PROBLEM STATEMENT =>
Please change "price-cell" to "rate-cell" throughout the records, starting at the first line and ending at the line with "table-row: [21, 299, 581, 317]", then give those lines again with nothing else altered.

(Extracted records)
┌──

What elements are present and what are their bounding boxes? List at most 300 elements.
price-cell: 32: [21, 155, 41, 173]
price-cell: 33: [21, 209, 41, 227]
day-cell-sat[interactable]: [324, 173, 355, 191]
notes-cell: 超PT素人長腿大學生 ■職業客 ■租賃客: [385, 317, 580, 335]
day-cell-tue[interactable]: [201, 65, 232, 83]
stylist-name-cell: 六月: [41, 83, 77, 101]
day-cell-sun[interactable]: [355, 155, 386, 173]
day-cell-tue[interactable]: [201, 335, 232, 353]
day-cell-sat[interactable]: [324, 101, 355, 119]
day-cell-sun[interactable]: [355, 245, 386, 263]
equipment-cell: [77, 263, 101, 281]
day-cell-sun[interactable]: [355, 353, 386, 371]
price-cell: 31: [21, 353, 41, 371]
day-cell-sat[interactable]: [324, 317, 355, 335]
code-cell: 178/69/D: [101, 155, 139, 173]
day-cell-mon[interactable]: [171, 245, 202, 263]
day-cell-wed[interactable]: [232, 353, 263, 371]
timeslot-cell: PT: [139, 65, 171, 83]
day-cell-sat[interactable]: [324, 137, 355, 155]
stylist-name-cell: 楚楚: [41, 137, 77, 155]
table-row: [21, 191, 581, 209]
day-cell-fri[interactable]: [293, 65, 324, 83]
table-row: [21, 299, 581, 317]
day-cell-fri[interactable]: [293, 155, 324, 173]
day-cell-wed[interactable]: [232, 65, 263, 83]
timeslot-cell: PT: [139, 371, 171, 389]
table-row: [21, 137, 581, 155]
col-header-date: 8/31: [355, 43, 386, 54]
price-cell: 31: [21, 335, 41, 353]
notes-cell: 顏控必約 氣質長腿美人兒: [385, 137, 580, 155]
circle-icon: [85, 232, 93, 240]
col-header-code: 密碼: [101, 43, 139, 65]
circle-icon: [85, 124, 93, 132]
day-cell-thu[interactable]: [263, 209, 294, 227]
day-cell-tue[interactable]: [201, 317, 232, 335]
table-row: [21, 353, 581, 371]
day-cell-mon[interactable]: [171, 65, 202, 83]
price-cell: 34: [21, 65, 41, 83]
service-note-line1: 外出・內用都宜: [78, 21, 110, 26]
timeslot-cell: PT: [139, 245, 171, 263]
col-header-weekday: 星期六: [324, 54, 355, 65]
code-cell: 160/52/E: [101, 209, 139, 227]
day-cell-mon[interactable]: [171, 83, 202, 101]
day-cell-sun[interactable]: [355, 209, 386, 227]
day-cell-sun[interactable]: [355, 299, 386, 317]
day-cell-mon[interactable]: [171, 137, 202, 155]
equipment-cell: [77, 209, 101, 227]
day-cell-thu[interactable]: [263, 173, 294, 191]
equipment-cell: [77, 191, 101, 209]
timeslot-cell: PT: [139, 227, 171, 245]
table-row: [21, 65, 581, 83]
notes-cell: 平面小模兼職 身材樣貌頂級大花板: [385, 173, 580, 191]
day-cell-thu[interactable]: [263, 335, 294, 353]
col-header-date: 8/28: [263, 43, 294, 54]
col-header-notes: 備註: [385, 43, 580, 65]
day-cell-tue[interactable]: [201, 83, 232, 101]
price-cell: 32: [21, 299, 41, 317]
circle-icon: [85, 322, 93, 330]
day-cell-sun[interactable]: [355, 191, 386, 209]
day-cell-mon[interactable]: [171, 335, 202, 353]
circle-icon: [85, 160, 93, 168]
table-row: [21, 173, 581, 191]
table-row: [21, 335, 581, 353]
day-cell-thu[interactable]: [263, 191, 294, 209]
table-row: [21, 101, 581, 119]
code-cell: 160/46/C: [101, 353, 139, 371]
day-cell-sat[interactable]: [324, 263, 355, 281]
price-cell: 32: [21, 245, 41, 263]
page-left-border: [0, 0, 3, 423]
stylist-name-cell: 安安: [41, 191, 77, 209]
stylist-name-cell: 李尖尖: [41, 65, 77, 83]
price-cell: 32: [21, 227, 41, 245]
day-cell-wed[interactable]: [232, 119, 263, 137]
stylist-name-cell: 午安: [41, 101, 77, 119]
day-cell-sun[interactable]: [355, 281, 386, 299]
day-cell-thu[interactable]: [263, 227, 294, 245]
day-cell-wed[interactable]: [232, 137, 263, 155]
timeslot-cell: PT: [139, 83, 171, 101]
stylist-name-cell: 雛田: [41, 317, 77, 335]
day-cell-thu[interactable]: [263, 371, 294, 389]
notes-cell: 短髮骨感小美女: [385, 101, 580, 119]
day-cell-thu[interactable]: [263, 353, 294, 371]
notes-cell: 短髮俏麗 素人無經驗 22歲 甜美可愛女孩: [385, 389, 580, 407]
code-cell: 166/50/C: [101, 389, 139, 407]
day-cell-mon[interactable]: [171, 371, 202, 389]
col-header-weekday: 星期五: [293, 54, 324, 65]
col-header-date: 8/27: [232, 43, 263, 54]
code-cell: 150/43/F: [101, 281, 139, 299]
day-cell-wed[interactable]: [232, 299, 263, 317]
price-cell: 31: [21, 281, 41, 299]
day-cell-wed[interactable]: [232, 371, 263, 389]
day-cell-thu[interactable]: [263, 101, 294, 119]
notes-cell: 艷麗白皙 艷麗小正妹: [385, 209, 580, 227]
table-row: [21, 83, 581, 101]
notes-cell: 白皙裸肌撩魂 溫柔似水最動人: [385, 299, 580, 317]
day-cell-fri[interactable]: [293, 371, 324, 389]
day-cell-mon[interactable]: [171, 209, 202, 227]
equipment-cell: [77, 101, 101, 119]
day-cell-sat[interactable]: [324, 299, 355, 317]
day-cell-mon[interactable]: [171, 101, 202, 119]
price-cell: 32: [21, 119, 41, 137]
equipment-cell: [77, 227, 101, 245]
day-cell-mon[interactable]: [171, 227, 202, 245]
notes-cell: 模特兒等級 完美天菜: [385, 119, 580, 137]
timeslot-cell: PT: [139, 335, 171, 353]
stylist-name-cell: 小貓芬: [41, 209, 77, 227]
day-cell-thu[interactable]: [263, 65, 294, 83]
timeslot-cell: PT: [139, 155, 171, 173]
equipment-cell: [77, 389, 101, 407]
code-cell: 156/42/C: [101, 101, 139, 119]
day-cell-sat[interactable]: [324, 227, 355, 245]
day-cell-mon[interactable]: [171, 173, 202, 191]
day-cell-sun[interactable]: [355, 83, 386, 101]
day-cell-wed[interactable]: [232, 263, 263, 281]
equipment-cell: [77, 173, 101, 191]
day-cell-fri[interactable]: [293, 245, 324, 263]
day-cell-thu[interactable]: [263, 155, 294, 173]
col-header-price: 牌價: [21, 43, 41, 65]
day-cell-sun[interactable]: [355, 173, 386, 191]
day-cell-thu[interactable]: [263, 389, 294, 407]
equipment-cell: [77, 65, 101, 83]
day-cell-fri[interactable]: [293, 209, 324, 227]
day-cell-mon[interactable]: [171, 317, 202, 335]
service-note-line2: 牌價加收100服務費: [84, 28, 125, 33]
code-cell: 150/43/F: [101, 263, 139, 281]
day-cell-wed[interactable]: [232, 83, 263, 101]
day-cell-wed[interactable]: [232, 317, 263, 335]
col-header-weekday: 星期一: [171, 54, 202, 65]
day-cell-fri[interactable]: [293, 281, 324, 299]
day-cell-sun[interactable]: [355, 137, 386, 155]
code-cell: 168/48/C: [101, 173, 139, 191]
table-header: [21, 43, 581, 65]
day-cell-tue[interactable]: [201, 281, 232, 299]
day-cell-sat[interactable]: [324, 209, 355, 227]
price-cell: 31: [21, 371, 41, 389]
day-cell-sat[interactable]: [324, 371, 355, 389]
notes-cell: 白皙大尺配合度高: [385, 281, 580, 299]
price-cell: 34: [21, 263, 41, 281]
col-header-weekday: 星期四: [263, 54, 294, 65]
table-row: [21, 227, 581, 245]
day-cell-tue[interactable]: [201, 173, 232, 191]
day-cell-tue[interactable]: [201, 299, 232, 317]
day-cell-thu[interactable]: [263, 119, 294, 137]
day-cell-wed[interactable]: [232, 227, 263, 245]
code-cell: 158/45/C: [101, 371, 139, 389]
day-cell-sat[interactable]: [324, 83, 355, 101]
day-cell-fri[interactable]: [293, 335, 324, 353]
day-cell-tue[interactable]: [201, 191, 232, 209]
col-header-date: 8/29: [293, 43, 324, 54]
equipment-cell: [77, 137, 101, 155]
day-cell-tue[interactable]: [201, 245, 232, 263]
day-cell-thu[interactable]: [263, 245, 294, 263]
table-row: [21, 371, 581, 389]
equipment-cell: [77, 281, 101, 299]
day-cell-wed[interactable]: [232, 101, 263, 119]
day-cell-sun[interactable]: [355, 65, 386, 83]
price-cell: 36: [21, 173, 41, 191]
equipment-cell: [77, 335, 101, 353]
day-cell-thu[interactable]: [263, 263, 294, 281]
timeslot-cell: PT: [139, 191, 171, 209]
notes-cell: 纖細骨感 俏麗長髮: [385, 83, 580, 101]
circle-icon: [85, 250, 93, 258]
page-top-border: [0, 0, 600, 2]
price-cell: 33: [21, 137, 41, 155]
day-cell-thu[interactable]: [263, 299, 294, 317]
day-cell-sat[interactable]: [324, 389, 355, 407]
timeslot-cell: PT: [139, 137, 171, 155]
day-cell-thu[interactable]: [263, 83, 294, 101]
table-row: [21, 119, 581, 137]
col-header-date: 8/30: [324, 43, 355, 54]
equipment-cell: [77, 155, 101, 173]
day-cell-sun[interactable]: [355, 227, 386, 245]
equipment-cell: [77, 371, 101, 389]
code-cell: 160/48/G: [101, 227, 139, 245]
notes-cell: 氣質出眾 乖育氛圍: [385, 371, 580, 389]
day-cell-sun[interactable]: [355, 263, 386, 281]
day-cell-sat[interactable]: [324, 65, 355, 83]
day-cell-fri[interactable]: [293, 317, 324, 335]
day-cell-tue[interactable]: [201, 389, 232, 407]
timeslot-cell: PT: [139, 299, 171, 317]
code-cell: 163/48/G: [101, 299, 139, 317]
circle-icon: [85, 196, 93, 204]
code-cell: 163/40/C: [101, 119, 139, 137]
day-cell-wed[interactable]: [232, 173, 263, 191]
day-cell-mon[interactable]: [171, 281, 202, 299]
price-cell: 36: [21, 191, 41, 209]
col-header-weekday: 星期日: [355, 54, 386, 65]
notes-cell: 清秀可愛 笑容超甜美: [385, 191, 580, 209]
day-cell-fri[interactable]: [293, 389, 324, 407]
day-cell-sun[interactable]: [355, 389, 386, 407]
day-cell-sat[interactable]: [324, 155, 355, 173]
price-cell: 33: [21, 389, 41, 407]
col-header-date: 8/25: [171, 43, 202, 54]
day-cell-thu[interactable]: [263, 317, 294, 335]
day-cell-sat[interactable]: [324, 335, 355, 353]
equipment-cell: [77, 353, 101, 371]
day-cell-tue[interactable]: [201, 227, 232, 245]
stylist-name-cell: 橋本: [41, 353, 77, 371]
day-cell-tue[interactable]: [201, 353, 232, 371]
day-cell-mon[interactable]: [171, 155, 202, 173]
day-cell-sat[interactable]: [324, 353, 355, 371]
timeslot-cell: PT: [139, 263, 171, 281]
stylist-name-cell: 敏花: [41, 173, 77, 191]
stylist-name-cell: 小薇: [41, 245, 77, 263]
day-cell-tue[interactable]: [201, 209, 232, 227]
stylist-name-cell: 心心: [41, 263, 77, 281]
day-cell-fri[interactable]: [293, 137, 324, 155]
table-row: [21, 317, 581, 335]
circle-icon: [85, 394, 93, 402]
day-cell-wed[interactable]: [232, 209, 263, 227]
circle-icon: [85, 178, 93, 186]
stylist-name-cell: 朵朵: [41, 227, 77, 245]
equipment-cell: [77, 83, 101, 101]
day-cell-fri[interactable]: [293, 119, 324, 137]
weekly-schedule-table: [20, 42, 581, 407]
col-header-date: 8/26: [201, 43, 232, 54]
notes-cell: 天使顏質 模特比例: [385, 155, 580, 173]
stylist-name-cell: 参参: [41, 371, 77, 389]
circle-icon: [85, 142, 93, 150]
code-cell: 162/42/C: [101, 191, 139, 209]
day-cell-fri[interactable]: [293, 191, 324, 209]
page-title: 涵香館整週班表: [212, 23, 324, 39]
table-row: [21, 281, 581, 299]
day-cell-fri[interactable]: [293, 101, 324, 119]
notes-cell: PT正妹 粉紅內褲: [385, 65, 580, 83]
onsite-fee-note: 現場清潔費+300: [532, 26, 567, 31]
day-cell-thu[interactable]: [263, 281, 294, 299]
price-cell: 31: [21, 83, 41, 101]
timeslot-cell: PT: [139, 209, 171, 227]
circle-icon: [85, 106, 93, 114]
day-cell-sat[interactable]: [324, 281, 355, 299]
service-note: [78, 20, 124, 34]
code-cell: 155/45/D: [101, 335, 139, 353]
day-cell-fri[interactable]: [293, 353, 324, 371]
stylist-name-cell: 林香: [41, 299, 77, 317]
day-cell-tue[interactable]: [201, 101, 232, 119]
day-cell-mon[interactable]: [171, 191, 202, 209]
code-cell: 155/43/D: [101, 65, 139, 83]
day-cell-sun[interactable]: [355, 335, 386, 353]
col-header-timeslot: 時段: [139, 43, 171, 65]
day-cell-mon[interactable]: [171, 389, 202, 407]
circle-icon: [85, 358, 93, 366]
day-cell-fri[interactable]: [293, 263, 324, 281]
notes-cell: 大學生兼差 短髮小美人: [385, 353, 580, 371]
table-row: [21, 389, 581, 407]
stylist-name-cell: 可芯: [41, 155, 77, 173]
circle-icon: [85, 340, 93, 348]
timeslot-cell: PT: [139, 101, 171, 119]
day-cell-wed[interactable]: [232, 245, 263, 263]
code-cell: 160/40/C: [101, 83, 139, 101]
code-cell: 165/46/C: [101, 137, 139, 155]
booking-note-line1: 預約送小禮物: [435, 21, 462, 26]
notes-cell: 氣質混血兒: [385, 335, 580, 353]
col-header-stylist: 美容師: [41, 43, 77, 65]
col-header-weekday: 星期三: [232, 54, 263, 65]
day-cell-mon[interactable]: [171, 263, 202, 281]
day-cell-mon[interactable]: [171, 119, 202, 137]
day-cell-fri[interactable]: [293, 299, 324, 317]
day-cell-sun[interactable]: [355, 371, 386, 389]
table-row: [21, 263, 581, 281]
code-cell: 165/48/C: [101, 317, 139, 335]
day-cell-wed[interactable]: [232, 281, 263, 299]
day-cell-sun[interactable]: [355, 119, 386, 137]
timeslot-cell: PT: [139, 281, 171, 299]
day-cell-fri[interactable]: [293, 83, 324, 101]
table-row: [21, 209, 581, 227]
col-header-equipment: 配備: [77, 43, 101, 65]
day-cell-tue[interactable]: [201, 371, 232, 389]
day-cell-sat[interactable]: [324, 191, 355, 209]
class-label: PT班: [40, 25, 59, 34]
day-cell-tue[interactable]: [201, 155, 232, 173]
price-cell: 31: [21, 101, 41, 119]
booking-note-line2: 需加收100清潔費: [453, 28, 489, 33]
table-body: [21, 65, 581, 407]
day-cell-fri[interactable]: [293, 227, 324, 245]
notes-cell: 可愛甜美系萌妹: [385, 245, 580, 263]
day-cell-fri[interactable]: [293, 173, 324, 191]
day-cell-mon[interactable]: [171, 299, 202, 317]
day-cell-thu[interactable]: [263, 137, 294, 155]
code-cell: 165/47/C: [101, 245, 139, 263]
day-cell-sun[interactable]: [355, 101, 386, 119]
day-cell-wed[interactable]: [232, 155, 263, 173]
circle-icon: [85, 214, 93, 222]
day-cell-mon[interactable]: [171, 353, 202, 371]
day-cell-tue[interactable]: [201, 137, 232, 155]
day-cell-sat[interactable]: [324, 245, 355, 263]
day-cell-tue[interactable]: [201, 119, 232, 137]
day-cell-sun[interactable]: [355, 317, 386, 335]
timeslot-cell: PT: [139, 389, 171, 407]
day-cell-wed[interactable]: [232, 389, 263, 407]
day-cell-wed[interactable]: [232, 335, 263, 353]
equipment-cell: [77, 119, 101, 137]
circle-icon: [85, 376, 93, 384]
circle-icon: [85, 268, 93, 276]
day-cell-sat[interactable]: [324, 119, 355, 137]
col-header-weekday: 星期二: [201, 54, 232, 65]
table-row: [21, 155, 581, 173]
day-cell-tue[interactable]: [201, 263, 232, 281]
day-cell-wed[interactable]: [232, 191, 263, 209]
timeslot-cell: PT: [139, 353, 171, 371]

└──

ANSWER FOR THIS EXERCISE =>
What elements are present and what are their bounding boxes? List at most 300 elements.
rate-cell: 32: [21, 155, 41, 173]
rate-cell: 33: [21, 209, 41, 227]
day-cell-sat[interactable]: [324, 173, 355, 191]
notes-cell: 超PT素人長腿大學生 ■職業客 ■租賃客: [385, 317, 580, 335]
day-cell-tue[interactable]: [201, 65, 232, 83]
stylist-name-cell: 六月: [41, 83, 77, 101]
day-cell-sun[interactable]: [355, 155, 386, 173]
day-cell-tue[interactable]: [201, 335, 232, 353]
day-cell-sat[interactable]: [324, 101, 355, 119]
day-cell-sun[interactable]: [355, 245, 386, 263]
equipment-cell: [77, 263, 101, 281]
day-cell-sun[interactable]: [355, 353, 386, 371]
rate-cell: 31: [21, 353, 41, 371]
day-cell-sat[interactable]: [324, 317, 355, 335]
code-cell: 178/69/D: [101, 155, 139, 173]
day-cell-mon[interactable]: [171, 245, 202, 263]
day-cell-wed[interactable]: [232, 353, 263, 371]
timeslot-cell: PT: [139, 65, 171, 83]
day-cell-sat[interactable]: [324, 137, 355, 155]
stylist-name-cell: 楚楚: [41, 137, 77, 155]
table-row: [21, 191, 581, 209]
day-cell-fri[interactable]: [293, 65, 324, 83]
table-row: [21, 299, 581, 317]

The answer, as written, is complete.